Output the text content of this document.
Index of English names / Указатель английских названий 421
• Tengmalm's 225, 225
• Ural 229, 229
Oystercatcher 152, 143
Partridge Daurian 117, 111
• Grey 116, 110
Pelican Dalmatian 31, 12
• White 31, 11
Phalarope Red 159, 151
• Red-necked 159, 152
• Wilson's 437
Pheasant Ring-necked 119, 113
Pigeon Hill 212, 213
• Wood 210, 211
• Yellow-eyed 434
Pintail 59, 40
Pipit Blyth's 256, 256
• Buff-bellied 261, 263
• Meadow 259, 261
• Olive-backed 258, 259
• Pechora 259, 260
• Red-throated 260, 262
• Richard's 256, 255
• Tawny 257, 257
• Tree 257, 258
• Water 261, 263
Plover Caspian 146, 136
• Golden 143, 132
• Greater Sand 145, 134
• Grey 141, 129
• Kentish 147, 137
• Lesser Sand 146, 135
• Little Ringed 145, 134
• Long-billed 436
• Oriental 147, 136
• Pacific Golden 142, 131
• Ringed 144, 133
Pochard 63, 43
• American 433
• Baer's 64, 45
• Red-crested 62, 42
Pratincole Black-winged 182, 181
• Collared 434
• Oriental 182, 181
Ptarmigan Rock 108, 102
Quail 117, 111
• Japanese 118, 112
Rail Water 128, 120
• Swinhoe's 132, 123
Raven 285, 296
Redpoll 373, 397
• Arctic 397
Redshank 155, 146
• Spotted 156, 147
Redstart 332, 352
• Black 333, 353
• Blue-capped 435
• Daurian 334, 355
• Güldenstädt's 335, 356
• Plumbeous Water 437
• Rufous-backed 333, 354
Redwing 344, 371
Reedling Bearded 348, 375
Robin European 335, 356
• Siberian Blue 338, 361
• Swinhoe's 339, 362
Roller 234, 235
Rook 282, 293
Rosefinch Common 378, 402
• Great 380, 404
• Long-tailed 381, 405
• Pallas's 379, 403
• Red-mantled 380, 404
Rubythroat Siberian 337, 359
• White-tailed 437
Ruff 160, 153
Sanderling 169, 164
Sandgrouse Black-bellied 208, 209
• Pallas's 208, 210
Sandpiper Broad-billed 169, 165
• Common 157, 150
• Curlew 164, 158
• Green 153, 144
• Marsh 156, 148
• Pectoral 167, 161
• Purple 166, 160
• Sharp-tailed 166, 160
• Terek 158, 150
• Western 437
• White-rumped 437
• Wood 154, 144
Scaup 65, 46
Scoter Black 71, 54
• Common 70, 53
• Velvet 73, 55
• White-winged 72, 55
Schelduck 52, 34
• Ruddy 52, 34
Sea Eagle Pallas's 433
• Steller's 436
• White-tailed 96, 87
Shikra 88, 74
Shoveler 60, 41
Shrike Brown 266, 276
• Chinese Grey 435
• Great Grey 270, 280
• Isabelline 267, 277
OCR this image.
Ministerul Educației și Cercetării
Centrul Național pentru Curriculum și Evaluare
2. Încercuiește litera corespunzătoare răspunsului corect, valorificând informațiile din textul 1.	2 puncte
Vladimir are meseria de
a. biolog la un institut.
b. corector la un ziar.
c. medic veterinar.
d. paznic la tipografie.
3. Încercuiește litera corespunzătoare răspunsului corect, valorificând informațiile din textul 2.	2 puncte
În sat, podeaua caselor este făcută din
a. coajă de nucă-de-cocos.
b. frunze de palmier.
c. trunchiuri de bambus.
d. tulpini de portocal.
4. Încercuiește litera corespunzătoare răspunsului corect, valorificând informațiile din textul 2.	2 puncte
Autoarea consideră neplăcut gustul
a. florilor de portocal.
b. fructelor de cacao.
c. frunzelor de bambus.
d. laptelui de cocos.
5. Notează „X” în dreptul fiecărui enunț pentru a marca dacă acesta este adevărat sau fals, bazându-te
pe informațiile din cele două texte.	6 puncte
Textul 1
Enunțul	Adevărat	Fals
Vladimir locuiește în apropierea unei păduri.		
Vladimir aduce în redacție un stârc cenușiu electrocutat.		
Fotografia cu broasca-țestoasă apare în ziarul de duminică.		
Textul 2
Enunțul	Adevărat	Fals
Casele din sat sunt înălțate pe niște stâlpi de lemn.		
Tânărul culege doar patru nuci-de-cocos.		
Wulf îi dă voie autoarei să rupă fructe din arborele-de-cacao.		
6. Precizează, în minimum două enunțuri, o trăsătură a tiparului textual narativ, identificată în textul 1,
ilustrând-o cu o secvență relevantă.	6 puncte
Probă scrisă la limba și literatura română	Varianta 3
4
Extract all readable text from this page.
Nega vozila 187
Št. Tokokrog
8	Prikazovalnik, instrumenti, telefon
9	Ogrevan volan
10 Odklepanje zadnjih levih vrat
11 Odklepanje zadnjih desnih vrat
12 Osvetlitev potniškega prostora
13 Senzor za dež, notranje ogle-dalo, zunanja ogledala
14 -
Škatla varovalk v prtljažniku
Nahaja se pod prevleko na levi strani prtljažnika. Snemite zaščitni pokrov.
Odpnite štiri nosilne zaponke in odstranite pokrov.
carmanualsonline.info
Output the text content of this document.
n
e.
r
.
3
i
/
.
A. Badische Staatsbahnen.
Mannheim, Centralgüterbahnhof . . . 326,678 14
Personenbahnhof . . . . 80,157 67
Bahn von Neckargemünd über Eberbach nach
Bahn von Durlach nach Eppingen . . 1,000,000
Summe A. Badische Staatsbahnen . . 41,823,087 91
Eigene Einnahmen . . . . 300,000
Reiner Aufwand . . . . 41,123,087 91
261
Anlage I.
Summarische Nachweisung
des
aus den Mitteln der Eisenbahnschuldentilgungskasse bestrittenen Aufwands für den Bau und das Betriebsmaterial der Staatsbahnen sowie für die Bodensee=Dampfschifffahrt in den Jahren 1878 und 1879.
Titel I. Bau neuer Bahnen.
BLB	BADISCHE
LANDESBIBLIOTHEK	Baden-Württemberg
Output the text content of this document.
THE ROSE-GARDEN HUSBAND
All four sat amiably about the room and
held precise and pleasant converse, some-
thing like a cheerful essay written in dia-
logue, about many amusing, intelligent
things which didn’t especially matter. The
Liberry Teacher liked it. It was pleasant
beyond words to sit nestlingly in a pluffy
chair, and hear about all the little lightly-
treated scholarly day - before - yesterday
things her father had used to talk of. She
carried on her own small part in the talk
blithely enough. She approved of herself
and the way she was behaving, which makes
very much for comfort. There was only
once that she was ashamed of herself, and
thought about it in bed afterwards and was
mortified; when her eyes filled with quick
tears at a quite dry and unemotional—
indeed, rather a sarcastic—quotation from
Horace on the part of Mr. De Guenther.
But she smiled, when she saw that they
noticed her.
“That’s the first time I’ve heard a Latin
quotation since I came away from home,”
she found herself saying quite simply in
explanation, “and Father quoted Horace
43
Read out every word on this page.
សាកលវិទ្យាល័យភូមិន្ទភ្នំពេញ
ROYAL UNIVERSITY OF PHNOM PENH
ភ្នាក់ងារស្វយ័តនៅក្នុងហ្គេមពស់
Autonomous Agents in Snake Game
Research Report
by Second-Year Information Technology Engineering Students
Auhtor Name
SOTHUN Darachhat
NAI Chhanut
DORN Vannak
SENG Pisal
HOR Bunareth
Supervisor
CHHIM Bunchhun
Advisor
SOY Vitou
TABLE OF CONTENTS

========================================

What you are asked to do> Take the listing above and write it out again exactly.

Result>
Output the text content of this document.
Index of English names / Указатель английских названий 421
• Tengmalm's 225, 225
• Ural 229, 229
Oystercatcher 152, 143
Partridge Daurian 117, 111
• Grey 116, 110
Pelican Dalmatian 31, 12
• White 31, 11
Phalarope Red 159, 151
• Red-necked 159, 152
• Wilson's 437
Pheasant Ring-necked 119, 113
Pigeon Hill 212, 213
• Wood 210, 211
• Yellow-eyed 434
Pintail 59, 40
Pipit Blyth's 256, 256
• Buff-bellied 261, 263
• Meadow 259, 261
• Olive-backed 258, 259
• Pechora 259, 260
• Red-throated 260, 262
• Richard's 256, 255
• Tawny 257, 257
• Tree 257, 258
• Water 261, 263
Plover Caspian 146, 136
• Golden 143, 132
• Greater Sand 145, 134
• Grey 141, 129
• Kentish 147, 137
• Lesser Sand 146, 135
• Little Ringed 145, 134
• Long-billed 436
• Oriental 147, 136
• Pacific Golden 142, 131
• Ringed 144, 133
Pochard 63, 43
• American 433
• Baer's 64, 45
• Red-crested 62, 42
Pratincole Black-winged 182, 181
• Collared 434
• Oriental 182, 181
Ptarmigan Rock 108, 102
Quail 117, 111
• Japanese 118, 112
Rail Water 128, 120
• Swinhoe's 132, 123
Raven 285, 296
Redpoll 373, 397
• Arctic 397
Redshank 155, 146
• Spotted 156, 147
Redstart 332, 352
• Black 333, 353
• Blue-capped 435
• Daurian 334, 355
• Güldenstädt's 335, 356
• Plumbeous Water 437
• Rufous-backed 333, 354
Redwing 344, 371
Reedling Bearded 348, 375
Robin European 335, 356
• Siberian Blue 338, 361
• Swinhoe's 339, 362
Roller 234, 235
Rook 282, 293
Rosefinch Common 378, 402
• Great 380, 404
• Long-tailed 381, 405
• Pallas's 379, 403
• Red-mantled 380, 404
Rubythroat Siberian 337, 359
• White-tailed 437
Ruff 160, 153
Sanderling 169, 164
Sandgrouse Black-bellied 208, 209
• Pallas's 208, 210
Sandpiper Broad-billed 169, 165
• Common 157, 150
• Curlew 164, 158
• Green 153, 144
• Marsh 156, 148
• Pectoral 167, 161
• Purple 166, 160
• Sharp-tailed 166, 160
• Terek 158, 150
• Western 437
• White-rumped 437
• Wood 154, 144
Scaup 65, 46
Scoter Black 71, 54
• Common 70, 53
• Velvet 73, 55
• White-winged 72, 55
Schelduck 52, 34
• Ruddy 52, 34
Sea Eagle Pallas's 433
• Steller's 436
• White-tailed 96, 87
Shikra 88, 74
Shoveler 60, 41
Shrike Brown 266, 276
• Chinese Grey 435
• Great Grey 270, 280
• Isabelline 267, 277
OCR this image.
Ministerul Educației și Cercetării
Centrul Național pentru Curriculum și Evaluare
2. Încercuiește litera corespunzătoare răspunsului corect, valorificând informațiile din textul 1.	2 puncte
Vladimir are meseria de
a. biolog la un institut.
b. corector la un ziar.
c. medic veterinar.
d. paznic la tipografie.
3. Încercuiește litera corespunzătoare răspunsului corect, valorificând informațiile din textul 2.	2 puncte
În sat, podeaua caselor este făcută din
a. coajă de nucă-de-cocos.
b. frunze de palmier.
c. trunchiuri de bambus.
d. tulpini de portocal.
4. Încercuiește litera corespunzătoare răspunsului corect, valorificând informațiile din textul 2.	2 puncte
Autoarea consideră neplăcut gustul
a. florilor de portocal.
b. fructelor de cacao.
c. frunzelor de bambus.
d. laptelui de cocos.
5. Notează „X” în dreptul fiecărui enunț pentru a marca dacă acesta este adevărat sau fals, bazându-te
pe informațiile din cele două texte.	6 puncte
Textul 1
Enunțul	Adevărat	Fals
Vladimir locuiește în apropierea unei păduri.		
Vladimir aduce în redacție un stârc cenușiu electrocutat.		
Fotografia cu broasca-țestoasă apare în ziarul de duminică.		
Textul 2
Enunțul	Adevărat	Fals
Casele din sat sunt înălțate pe niște stâlpi de lemn.		
Tânărul culege doar patru nuci-de-cocos.		
Wulf îi dă voie autoarei să rupă fructe din arborele-de-cacao.		
6. Precizează, în minimum două enunțuri, o trăsătură a tiparului textual narativ, identificată în textul 1,
ilustrând-o cu o secvență relevantă.	6 puncte
Probă scrisă la limba și literatura română	Varianta 3
4
Extract all readable text from this page.
Nega vozila 187
Št. Tokokrog
8	Prikazovalnik, instrumenti, telefon
9	Ogrevan volan
10 Odklepanje zadnjih levih vrat
11 Odklepanje zadnjih desnih vrat
12 Osvetlitev potniškega prostora
13 Senzor za dež, notranje ogle-dalo, zunanja ogledala
14 -
Škatla varovalk v prtljažniku
Nahaja se pod prevleko na levi strani prtljažnika. Snemite zaščitni pokrov.
Odpnite štiri nosilne zaponke in odstranite pokrov.
carmanualsonline.info
Output the text content of this document.
n
e.
r
.
3
i
/
.
A. Badische Staatsbahnen.
Mannheim, Centralgüterbahnhof . . . 326,678 14
Personenbahnhof . . . . 80,157 67
Bahn von Neckargemünd über Eberbach nach
Bahn von Durlach nach Eppingen . . 1,000,000
Summe A. Badische Staatsbahnen . . 41,823,087 91
Eigene Einnahmen . . . . 300,000
Reiner Aufwand . . . . 41,123,087 91
261
Anlage I.
Summarische Nachweisung
des
aus den Mitteln der Eisenbahnschuldentilgungskasse bestrittenen Aufwands für den Bau und das Betriebsmaterial der Staatsbahnen sowie für die Bodensee=Dampfschifffahrt in den Jahren 1878 und 1879.
Titel I. Bau neuer Bahnen.
BLB	BADISCHE
LANDESBIBLIOTHEK	Baden-Württemberg
Output the text content of this document.
THE ROSE-GARDEN HUSBAND
All four sat amiably about the room and
held precise and pleasant converse, some-
thing like a cheerful essay written in dia-
logue, about many amusing, intelligent
things which didn’t especially matter. The
Liberry Teacher liked it. It was pleasant
beyond words to sit nestlingly in a pluffy
chair, and hear about all the little lightly-
treated scholarly day - before - yesterday
things her father had used to talk of. She
carried on her own small part in the talk
blithely enough. She approved of herself
and the way she was behaving, which makes
very much for comfort. There was only
once that she was ashamed of herself, and
thought about it in bed afterwards and was
mortified; when her eyes filled with quick
tears at a quite dry and unemotional—
indeed, rather a sarcastic—quotation from
Horace on the part of Mr. De Guenther.
But she smiled, when she saw that they
noticed her.
“That’s the first time I’ve heard a Latin
quotation since I came away from home,”
she found herself saying quite simply in
explanation, “and Father quoted Horace
43
Read out every word on this page.
សាកលវិទ្យាល័យភូមិន្ទភ្នំពេញ
ROYAL UNIVERSITY OF PHNOM PENH
ភ្នាក់ងារស្វយ័តនៅក្នុងហ្គេមពស់
Autonomous Agents in Snake Game
Research Report
by Second-Year Information Technology Engineering Students
Auhtor Name
SOTHUN Darachhat
NAI Chhanut
DORN Vannak
SENG Pisal
HOR Bunareth
Supervisor
CHHIM Bunchhun
Advisor
SOY Vitou
TABLE OF CONTENTS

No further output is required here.